* _GOAL OF THE EXERCISE_: Print the data exactly as it is given, please.

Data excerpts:
▽

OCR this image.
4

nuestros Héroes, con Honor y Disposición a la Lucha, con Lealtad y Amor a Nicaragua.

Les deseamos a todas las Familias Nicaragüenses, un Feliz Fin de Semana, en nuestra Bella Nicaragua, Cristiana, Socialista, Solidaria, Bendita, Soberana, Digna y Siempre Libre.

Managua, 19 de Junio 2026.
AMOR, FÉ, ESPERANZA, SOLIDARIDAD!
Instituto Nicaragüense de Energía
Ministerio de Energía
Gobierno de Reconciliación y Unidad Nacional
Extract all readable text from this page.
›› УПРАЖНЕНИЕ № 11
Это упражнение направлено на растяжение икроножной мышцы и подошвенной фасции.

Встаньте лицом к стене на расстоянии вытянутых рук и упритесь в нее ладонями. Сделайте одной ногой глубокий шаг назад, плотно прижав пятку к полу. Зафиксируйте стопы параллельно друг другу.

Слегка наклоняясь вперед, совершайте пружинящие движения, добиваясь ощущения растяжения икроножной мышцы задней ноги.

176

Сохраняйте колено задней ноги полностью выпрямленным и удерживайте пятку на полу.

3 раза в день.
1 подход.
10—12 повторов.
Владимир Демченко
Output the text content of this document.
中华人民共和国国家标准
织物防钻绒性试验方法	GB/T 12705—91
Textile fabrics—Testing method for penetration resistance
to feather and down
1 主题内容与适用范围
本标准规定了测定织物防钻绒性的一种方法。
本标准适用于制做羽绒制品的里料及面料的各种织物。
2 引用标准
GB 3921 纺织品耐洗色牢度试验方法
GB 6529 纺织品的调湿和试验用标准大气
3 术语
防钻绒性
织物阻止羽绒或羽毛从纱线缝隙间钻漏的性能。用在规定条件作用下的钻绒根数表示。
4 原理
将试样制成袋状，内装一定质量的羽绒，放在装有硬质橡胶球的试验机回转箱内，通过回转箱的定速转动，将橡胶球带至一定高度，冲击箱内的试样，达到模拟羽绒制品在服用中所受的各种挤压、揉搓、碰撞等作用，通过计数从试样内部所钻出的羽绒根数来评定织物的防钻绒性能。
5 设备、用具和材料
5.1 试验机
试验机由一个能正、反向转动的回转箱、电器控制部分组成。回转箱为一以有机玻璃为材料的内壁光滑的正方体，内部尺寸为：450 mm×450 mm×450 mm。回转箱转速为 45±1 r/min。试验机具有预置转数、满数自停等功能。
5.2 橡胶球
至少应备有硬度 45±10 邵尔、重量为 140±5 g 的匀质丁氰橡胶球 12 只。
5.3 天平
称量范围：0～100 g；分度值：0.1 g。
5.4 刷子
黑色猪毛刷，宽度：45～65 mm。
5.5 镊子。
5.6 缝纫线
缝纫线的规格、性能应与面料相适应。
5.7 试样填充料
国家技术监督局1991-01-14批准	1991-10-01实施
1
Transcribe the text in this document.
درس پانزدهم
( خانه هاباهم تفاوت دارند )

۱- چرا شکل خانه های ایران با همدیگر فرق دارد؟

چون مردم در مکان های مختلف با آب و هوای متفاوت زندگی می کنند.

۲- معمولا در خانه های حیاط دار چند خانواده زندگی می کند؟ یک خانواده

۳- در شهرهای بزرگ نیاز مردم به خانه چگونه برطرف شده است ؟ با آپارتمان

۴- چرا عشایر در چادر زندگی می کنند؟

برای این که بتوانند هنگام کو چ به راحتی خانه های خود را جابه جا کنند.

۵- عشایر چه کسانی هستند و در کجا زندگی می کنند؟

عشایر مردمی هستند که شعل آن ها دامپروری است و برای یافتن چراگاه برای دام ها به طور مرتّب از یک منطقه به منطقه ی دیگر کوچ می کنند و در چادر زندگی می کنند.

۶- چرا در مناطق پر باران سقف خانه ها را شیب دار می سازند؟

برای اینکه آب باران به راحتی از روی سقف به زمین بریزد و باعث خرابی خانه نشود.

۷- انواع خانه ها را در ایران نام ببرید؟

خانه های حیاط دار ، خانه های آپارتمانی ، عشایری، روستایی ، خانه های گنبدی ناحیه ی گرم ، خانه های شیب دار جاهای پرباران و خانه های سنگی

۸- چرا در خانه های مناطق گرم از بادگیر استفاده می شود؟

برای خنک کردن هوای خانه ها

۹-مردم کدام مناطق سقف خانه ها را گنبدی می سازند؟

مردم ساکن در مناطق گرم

△

* _FULL ANSWER_:
OCR this image.
4

nuestros Héroes, con Honor y Disposición a la Lucha, con Lealtad y Amor a Nicaragua.

Les deseamos a todas las Familias Nicaragüenses, un Feliz Fin de Semana, en nuestra Bella Nicaragua, Cristiana, Socialista, Solidaria, Bendita, Soberana, Digna y Siempre Libre.

Managua, 19 de Junio 2026.
AMOR, FÉ, ESPERANZA, SOLIDARIDAD!
Instituto Nicaragüense de Energía
Ministerio de Energía
Gobierno de Reconciliación y Unidad Nacional
Extract all readable text from this page.
›› УПРАЖНЕНИЕ № 11
Это упражнение направлено на растяжение икроножной мышцы и подошвенной фасции.

Встаньте лицом к стене на расстоянии вытянутых рук и упритесь в нее ладонями. Сделайте одной ногой глубокий шаг назад, плотно прижав пятку к полу. Зафиксируйте стопы параллельно друг другу.

Слегка наклоняясь вперед, совершайте пружинящие движения, добиваясь ощущения растяжения икроножной мышцы задней ноги.

176

Сохраняйте колено задней ноги полностью выпрямленным и удерживайте пятку на полу.

3 раза в день.
1 подход.
10—12 повторов.
Владимир Демченко
Output the text content of this document.
中华人民共和国国家标准
织物防钻绒性试验方法	GB/T 12705—91
Textile fabrics—Testing method for penetration resistance
to feather and down
1 主题内容与适用范围
本标准规定了测定织物防钻绒性的一种方法。
本标准适用于制做羽绒制品的里料及面料的各种织物。
2 引用标准
GB 3921 纺织品耐洗色牢度试验方法
GB 6529 纺织品的调湿和试验用标准大气
3 术语
防钻绒性
织物阻止羽绒或羽毛从纱线缝隙间钻漏的性能。用在规定条件作用下的钻绒根数表示。
4 原理
将试样制成袋状，内装一定质量的羽绒，放在装有硬质橡胶球的试验机回转箱内，通过回转箱的定速转动，将橡胶球带至一定高度，冲击箱内的试样，达到模拟羽绒制品在服用中所受的各种挤压、揉搓、碰撞等作用，通过计数从试样内部所钻出的羽绒根数来评定织物的防钻绒性能。
5 设备、用具和材料
5.1 试验机
试验机由一个能正、反向转动的回转箱、电器控制部分组成。回转箱为一以有机玻璃为材料的内壁光滑的正方体，内部尺寸为：450 mm×450 mm×450 mm。回转箱转速为 45±1 r/min。试验机具有预置转数、满数自停等功能。
5.2 橡胶球
至少应备有硬度 45±10 邵尔、重量为 140±5 g 的匀质丁氰橡胶球 12 只。
5.3 天平
称量范围：0～100 g；分度值：0.1 g。
5.4 刷子
黑色猪毛刷，宽度：45～65 mm。
5.5 镊子。
5.6 缝纫线
缝纫线的规格、性能应与面料相适应。
5.7 试样填充料
国家技术监督局1991-01-14批准	1991-10-01实施
1
Transcribe the text in this document.
درس پانزدهم
( خانه هاباهم تفاوت دارند )

۱- چرا شکل خانه های ایران با همدیگر فرق دارد؟

چون مردم در مکان های مختلف با آب و هوای متفاوت زندگی می کنند.

۲- معمولا در خانه های حیاط دار چند خانواده زندگی می کند؟ یک خانواده

۳- در شهرهای بزرگ نیاز مردم به خانه چگونه برطرف شده است ؟ با آپارتمان

۴- چرا عشایر در چادر زندگی می کنند؟

برای این که بتوانند هنگام کو چ به راحتی خانه های خود را جابه جا کنند.

۵- عشایر چه کسانی هستند و در کجا زندگی می کنند؟

عشایر مردمی هستند که شعل آن ها دامپروری است و برای یافتن چراگاه برای دام ها به طور مرتّب از یک منطقه به منطقه ی دیگر کوچ می کنند و در چادر زندگی می کنند.

۶- چرا در مناطق پر باران سقف خانه ها را شیب دار می سازند؟

برای اینکه آب باران به راحتی از روی سقف به زمین بریزد و باعث خرابی خانه نشود.

۷- انواع خانه ها را در ایران نام ببرید؟

خانه های حیاط دار ، خانه های آپارتمانی ، عشایری، روستایی ، خانه های گنبدی ناحیه ی گرم ، خانه های شیب دار جاهای پرباران و خانه های سنگی

۸- چرا در خانه های مناطق گرم از بادگیر استفاده می شود؟

برای خنک کردن هوای خانه ها

۹-مردم کدام مناطق سقف خانه ها را گنبدی می سازند؟

مردم ساکن در مناطق گرم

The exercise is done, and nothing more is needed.